• [OBJECTIVE]:
Copy every line of the items below verbatim, omitting the pictures from your answer.

• [MATERIALS PROVIDED]:
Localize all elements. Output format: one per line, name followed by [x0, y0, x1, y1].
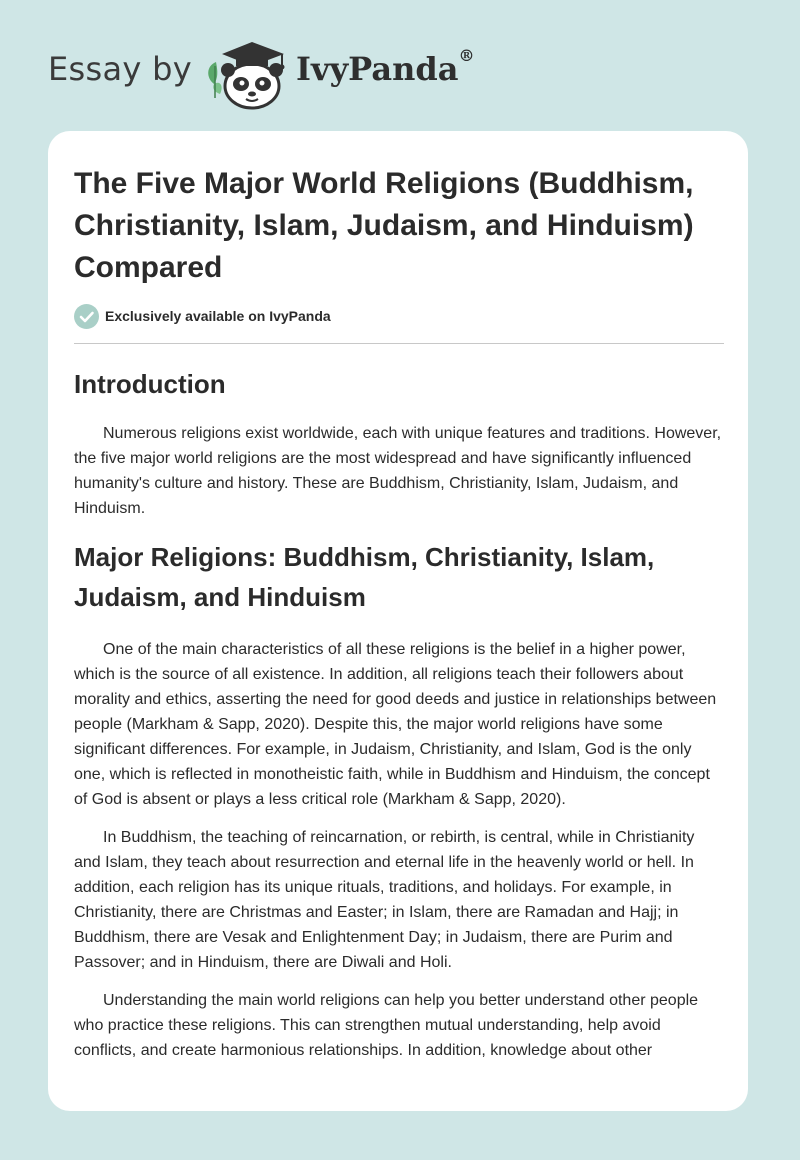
- essay-content: [74, 163, 724, 1063]
- paragraph: In Buddhism, the teaching of reincarnation, or rebirth, is central, while in Christianity and Islam, they teach about resurrection and eternal life in the heavenly world or hell. In addition, each religion has its unique rituals, traditions, and holidays. For example, in Christianity, there are Christmas and Easter; in Islam, there are Ramadan and Hajj; in Buddhism, there are Vesak and Enlightenment Day; in Judaism, there are Purim and Passover; and in Hinduism, there are Diwali and Holi.: [74, 829, 695, 971]
- site-header: [0, 0, 800, 130]
- section-heading-major-religions: Major Religions: Buddhism, Christianity, Islam, Judaism, and Hinduism: [74, 542, 655, 612]
- essay-card: [48, 131, 748, 1111]
- check-circle-icon: [74, 304, 99, 329]
- registered-mark: ®: [458, 46, 475, 65]
- paragraph: One of the main characteristics of all these religions is the belief in a higher power, which is the source of all existence. In addition, all religions teach their followers about morality and ethics, asserting the need for good deeds and justice in relationships between people (Markham & Sapp, 2020). Despite this, the major world religions have some significant differences. For example, in Judaism, Christianity, and Islam, God is the only one, which is reflected in monotheistic faith, while in Buddhism and Hinduism, the concept of God is absent or plays a less critical role (Markham & Sapp, 2020).: [74, 641, 717, 808]
- exclusive-badge: [74, 303, 724, 329]
- page-title: The Five Major World Religions (Buddhism, Christianity, Islam, Judaism, and Hinduism) Compared: [74, 167, 694, 284]
- exclusive-label: Exclusively available on IvyPanda: [105, 308, 331, 324]
- paragraph: Understanding the main world religions can help you better understand other people who practice these religions. This can strengthen mutual understanding, help avoid conflicts, and create harmonious relationships. In addition, knowledge about other: [74, 992, 699, 1059]
- brand-prefix: Essay by: [48, 50, 192, 88]
- section-heading-introduction: Introduction: [74, 369, 226, 399]
- panda-graduate-icon[interactable]: [200, 36, 292, 110]
- brand-name[interactable]: IvyPanda®: [296, 46, 475, 88]
- paragraph: Numerous religions exist worldwide, each with unique features and traditions. However, the five major world religions are the most widespread and have significantly influenced humanity's culture and history. These are Buddhism, Christianity, Islam, Judaism, and Hinduism.: [74, 425, 722, 517]
- divider: [74, 343, 724, 344]
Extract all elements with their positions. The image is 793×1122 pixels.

• [PROBLEM SOLUTION]:
Localize all elements. Output format: one per line, name followed by [x0, y0, x1, y1].
- essay-content: [74, 163, 724, 1063]
- paragraph: In Buddhism, the teaching of reincarnation, or rebirth, is central, while in Christianity and Islam, they teach about resurrection and eternal life in the heavenly world or hell. In addition, each religion has its unique rituals, traditions, and holidays. For example, in Christianity, there are Christmas and Easter; in Islam, there are Ramadan and Hajj; in Buddhism, there are Vesak and Enlightenment Day; in Judaism, there are Purim and Passover; and in Hinduism, there are Diwali and Holi.: [74, 829, 695, 971]
- site-header: [0, 0, 800, 130]
- section-heading-major-religions: Major Religions: Buddhism, Christianity, Islam, Judaism, and Hinduism: [74, 542, 655, 612]
- essay-card: [48, 131, 748, 1111]
- check-circle-icon: [74, 304, 99, 329]
- registered-mark: ®: [458, 46, 475, 65]
- paragraph: One of the main characteristics of all these religions is the belief in a higher power, which is the source of all existence. In addition, all religions teach their followers about morality and ethics, asserting the need for good deeds and justice in relationships between people (Markham & Sapp, 2020). Despite this, the major world religions have some significant differences. For example, in Judaism, Christianity, and Islam, God is the only one, which is reflected in monotheistic faith, while in Buddhism and Hinduism, the concept of God is absent or plays a less critical role (Markham & Sapp, 2020).: [74, 641, 717, 808]
- exclusive-badge: [74, 303, 724, 329]
- page-title: The Five Major World Religions (Buddhism, Christianity, Islam, Judaism, and Hinduism) Compared: [74, 167, 694, 284]
- exclusive-label: Exclusively available on IvyPanda: [105, 308, 331, 324]
- paragraph: Understanding the main world religions can help you better understand other people who practice these religions. This can strengthen mutual understanding, help avoid conflicts, and create harmonious relationships. In addition, knowledge about other: [74, 992, 699, 1059]
- brand-prefix: Essay by: [48, 50, 192, 88]
- section-heading-introduction: Introduction: [74, 369, 226, 399]
- panda-graduate-icon[interactable]: [200, 36, 292, 110]
- brand-name[interactable]: IvyPanda®: [296, 46, 475, 88]
- paragraph: Numerous religions exist worldwide, each with unique features and traditions. However, the five major world religions are the most widespread and have significantly influenced humanity's culture and history. These are Buddhism, Christianity, Islam, Judaism, and Hinduism.: [74, 425, 722, 517]
- divider: [74, 343, 724, 344]
Extract all elements with their positions. The image is 793×1122 pixels.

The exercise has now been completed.